▶ **REQUIREMENTS**: Please rewrite the entries below, changing every "volume-knob" to "level-knob" and leaving everything else as it is.
::::
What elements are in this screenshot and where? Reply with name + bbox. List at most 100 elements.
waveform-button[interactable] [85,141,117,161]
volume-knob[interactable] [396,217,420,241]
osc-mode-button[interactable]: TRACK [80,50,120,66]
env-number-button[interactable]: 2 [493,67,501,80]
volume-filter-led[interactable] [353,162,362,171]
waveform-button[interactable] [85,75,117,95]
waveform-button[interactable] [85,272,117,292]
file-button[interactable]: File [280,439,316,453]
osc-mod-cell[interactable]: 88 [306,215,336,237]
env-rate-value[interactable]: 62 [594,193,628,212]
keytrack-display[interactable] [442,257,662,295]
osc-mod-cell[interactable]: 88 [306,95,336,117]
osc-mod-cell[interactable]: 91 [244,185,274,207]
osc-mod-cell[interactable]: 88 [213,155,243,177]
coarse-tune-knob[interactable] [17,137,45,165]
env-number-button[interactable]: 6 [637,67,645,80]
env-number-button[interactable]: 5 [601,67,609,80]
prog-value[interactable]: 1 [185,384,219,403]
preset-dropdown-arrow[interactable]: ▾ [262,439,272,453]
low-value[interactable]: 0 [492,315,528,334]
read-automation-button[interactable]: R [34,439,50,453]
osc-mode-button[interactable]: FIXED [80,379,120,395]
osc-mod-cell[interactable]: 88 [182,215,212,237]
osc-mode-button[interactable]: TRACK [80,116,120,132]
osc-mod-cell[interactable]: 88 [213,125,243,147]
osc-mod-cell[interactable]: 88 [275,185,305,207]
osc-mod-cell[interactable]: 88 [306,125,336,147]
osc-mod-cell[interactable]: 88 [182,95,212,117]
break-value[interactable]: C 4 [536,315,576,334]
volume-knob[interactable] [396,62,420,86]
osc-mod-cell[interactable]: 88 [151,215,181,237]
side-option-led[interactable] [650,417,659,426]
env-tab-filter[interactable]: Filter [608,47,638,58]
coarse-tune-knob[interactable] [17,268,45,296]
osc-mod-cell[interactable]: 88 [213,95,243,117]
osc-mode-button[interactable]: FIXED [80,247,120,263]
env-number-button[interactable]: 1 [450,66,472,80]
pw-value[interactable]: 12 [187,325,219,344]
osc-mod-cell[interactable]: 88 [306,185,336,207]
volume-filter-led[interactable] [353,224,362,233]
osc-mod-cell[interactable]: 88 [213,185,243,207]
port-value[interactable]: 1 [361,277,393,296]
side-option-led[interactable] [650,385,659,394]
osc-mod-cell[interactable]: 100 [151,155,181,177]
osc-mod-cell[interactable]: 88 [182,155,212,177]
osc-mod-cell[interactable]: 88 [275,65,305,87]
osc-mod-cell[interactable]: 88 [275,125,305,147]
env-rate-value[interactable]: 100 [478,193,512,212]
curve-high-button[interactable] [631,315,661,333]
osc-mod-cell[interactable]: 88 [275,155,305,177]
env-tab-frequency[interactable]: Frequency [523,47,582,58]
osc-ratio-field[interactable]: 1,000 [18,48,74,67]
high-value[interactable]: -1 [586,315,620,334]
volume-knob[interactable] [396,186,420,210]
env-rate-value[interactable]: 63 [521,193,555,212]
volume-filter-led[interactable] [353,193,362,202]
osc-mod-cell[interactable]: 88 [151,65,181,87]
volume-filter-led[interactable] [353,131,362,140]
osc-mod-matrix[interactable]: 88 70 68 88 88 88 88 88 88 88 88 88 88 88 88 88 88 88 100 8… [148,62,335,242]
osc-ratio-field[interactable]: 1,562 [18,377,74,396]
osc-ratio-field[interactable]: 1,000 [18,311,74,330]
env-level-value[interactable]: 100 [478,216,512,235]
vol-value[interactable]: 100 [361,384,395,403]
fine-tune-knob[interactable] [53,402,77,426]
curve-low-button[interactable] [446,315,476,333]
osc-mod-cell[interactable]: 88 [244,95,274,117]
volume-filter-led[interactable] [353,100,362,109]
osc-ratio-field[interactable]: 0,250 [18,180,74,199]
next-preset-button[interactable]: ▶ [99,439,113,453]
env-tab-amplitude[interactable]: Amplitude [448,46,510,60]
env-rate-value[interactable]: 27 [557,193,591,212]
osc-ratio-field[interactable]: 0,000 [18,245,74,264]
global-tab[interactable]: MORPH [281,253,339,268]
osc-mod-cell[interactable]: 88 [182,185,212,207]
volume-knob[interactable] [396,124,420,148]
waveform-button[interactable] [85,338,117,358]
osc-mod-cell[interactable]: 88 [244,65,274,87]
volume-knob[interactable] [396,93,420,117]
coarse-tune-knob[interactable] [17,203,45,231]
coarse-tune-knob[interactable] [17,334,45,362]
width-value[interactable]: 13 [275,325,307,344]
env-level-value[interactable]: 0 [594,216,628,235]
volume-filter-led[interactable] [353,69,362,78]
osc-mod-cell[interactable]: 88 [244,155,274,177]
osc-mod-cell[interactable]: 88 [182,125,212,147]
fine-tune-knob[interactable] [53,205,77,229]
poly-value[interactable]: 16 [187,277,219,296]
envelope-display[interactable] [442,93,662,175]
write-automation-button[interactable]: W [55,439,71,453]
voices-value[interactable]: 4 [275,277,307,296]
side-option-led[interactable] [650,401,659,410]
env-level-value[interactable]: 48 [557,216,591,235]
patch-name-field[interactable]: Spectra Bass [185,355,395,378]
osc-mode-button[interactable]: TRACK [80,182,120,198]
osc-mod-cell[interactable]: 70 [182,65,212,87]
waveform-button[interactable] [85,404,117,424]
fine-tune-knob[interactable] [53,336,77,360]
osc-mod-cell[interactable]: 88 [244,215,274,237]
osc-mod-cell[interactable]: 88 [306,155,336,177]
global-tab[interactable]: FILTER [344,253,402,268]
::::
▶ **RESULT**:
What elements are in this screenshot and where? Reply with name + bbox. List at most 100 elements.
waveform-button[interactable] [85,141,117,161]
level-knob[interactable] [396,217,420,241]
osc-mode-button[interactable]: TRACK [80,50,120,66]
env-number-button[interactable]: 2 [493,67,501,80]
volume-filter-led[interactable] [353,162,362,171]
waveform-button[interactable] [85,75,117,95]
waveform-button[interactable] [85,272,117,292]
file-button[interactable]: File [280,439,316,453]
osc-mod-cell[interactable]: 88 [306,215,336,237]
env-rate-value[interactable]: 62 [594,193,628,212]
keytrack-display[interactable] [442,257,662,295]
osc-mod-cell[interactable]: 88 [306,95,336,117]
osc-mod-cell[interactable]: 91 [244,185,274,207]
osc-mod-cell[interactable]: 88 [213,155,243,177]
coarse-tune-knob[interactable] [17,137,45,165]
env-number-button[interactable]: 6 [637,67,645,80]
env-number-button[interactable]: 5 [601,67,609,80]
prog-value[interactable]: 1 [185,384,219,403]
preset-dropdown-arrow[interactable]: ▾ [262,439,272,453]
low-value[interactable]: 0 [492,315,528,334]
read-automation-button[interactable]: R [34,439,50,453]
osc-mode-button[interactable]: FIXED [80,379,120,395]
osc-mod-cell[interactable]: 88 [182,215,212,237]
osc-mode-button[interactable]: TRACK [80,116,120,132]
osc-mod-cell[interactable]: 88 [213,125,243,147]
osc-mod-cell[interactable]: 88 [275,185,305,207]
osc-mod-cell[interactable]: 88 [306,125,336,147]
osc-mod-cell[interactable]: 88 [182,95,212,117]
break-value[interactable]: C 4 [536,315,576,334]
level-knob[interactable] [396,62,420,86]
osc-mod-cell[interactable]: 88 [151,215,181,237]
side-option-led[interactable] [650,417,659,426]
env-tab-filter[interactable]: Filter [608,47,638,58]
coarse-tune-knob[interactable] [17,268,45,296]
osc-mod-cell[interactable]: 88 [213,95,243,117]
osc-mode-button[interactable]: FIXED [80,247,120,263]
env-number-button[interactable]: 1 [450,66,472,80]
pw-value[interactable]: 12 [187,325,219,344]
osc-mod-cell[interactable]: 88 [306,185,336,207]
volume-filter-led[interactable] [353,224,362,233]
osc-mod-cell[interactable]: 88 [213,185,243,207]
port-value[interactable]: 1 [361,277,393,296]
side-option-led[interactable] [650,385,659,394]
osc-mod-cell[interactable]: 100 [151,155,181,177]
osc-mod-cell[interactable]: 88 [182,155,212,177]
osc-mod-cell[interactable]: 88 [275,65,305,87]
osc-mod-cell[interactable]: 88 [275,125,305,147]
env-rate-value[interactable]: 100 [478,193,512,212]
curve-high-button[interactable] [631,315,661,333]
osc-mod-cell[interactable]: 88 [275,155,305,177]
env-tab-frequency[interactable]: Frequency [523,47,582,58]
osc-ratio-field[interactable]: 1,000 [18,48,74,67]
high-value[interactable]: -1 [586,315,620,334]
level-knob[interactable] [396,186,420,210]
env-rate-value[interactable]: 63 [521,193,555,212]
volume-filter-led[interactable] [353,193,362,202]
osc-mod-cell[interactable]: 88 [151,65,181,87]
volume-filter-led[interactable] [353,131,362,140]
osc-mod-matrix[interactable]: 88 70 68 88 88 88 88 88 88 88 88 88 88 88 88 88 88 88 100 8… [148,62,335,242]
osc-ratio-field[interactable]: 1,562 [18,377,74,396]
osc-ratio-field[interactable]: 1,000 [18,311,74,330]
env-level-value[interactable]: 100 [478,216,512,235]
vol-value[interactable]: 100 [361,384,395,403]
fine-tune-knob[interactable] [53,402,77,426]
curve-low-button[interactable] [446,315,476,333]
osc-mod-cell[interactable]: 88 [244,95,274,117]
volume-filter-led[interactable] [353,100,362,109]
osc-ratio-field[interactable]: 0,250 [18,180,74,199]
next-preset-button[interactable]: ▶ [99,439,113,453]
env-tab-amplitude[interactable]: Amplitude [448,46,510,60]
env-rate-value[interactable]: 27 [557,193,591,212]
osc-ratio-field[interactable]: 0,000 [18,245,74,264]
global-tab[interactable]: MORPH [281,253,339,268]
osc-mod-cell[interactable]: 88 [182,185,212,207]
level-knob[interactable] [396,124,420,148]
waveform-button[interactable] [85,338,117,358]
osc-mod-cell[interactable]: 88 [244,65,274,87]
level-knob[interactable] [396,93,420,117]
coarse-tune-knob[interactable] [17,203,45,231]
coarse-tune-knob[interactable] [17,334,45,362]
width-value[interactable]: 13 [275,325,307,344]
env-level-value[interactable]: 0 [594,216,628,235]
volume-filter-led[interactable] [353,69,362,78]
osc-mod-cell[interactable]: 88 [244,155,274,177]
osc-mod-cell[interactable]: 88 [182,125,212,147]
fine-tune-knob[interactable] [53,205,77,229]
poly-value[interactable]: 16 [187,277,219,296]
envelope-display[interactable] [442,93,662,175]
write-automation-button[interactable]: W [55,439,71,453]
voices-value[interactable]: 4 [275,277,307,296]
side-option-led[interactable] [650,401,659,410]
env-level-value[interactable]: 48 [557,216,591,235]
patch-name-field[interactable]: Spectra Bass [185,355,395,378]
osc-mode-button[interactable]: TRACK [80,182,120,198]
osc-mod-cell[interactable]: 70 [182,65,212,87]
waveform-button[interactable] [85,404,117,424]
fine-tune-knob[interactable] [53,336,77,360]
osc-mod-cell[interactable]: 88 [244,215,274,237]
osc-mod-cell[interactable]: 88 [306,155,336,177]
global-tab[interactable]: FILTER [344,253,402,268]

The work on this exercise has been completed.